• _REQUEST_:
Go through the records and show each line where the word "this" occurs.

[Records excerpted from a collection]
────────────────

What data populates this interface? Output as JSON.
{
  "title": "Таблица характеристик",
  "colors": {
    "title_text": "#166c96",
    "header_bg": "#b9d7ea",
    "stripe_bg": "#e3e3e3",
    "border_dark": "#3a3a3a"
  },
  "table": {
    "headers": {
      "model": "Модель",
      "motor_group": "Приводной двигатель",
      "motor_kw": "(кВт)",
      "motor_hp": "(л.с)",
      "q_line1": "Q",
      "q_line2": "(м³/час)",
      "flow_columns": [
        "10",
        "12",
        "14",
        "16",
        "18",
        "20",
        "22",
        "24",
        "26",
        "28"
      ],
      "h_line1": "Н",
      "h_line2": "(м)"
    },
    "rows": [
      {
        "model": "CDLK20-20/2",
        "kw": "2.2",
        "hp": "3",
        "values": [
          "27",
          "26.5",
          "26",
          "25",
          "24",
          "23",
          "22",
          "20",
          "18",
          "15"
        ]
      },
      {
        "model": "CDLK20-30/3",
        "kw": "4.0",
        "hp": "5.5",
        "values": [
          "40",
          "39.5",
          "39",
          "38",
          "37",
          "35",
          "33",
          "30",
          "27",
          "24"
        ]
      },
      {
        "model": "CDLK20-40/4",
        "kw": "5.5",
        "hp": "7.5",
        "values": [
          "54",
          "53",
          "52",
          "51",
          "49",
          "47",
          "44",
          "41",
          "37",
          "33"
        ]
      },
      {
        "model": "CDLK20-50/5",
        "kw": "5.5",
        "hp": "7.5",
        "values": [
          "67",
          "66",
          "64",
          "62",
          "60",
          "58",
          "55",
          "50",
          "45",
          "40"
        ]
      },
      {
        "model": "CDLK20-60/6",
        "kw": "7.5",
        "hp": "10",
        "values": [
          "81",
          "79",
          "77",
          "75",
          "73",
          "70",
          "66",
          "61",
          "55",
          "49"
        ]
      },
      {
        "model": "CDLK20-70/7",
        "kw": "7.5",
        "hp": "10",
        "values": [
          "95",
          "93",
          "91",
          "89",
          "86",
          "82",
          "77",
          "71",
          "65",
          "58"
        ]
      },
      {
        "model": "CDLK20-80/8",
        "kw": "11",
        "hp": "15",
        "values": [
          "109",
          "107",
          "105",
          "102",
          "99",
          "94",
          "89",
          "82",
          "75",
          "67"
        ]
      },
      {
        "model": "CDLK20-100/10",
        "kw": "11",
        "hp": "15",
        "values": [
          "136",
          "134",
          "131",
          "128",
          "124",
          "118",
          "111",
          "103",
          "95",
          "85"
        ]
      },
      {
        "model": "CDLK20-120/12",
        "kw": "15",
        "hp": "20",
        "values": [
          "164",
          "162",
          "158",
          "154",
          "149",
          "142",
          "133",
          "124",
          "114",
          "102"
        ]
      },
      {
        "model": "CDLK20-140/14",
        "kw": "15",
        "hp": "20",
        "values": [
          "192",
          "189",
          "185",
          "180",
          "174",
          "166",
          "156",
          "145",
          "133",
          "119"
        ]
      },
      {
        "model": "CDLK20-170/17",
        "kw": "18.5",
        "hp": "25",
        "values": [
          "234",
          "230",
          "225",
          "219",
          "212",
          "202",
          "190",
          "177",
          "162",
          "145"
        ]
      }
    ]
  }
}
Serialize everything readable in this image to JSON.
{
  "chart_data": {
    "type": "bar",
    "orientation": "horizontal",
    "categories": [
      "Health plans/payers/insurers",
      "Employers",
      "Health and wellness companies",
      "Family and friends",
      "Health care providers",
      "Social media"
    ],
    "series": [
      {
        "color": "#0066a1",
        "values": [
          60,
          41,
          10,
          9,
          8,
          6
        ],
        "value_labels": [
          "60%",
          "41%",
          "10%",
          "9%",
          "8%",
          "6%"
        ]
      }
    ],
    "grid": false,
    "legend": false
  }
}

────────────────

• _REPLY_:
What data populates this interface? Output as JSON.
Serialize everything readable in this image to JSON.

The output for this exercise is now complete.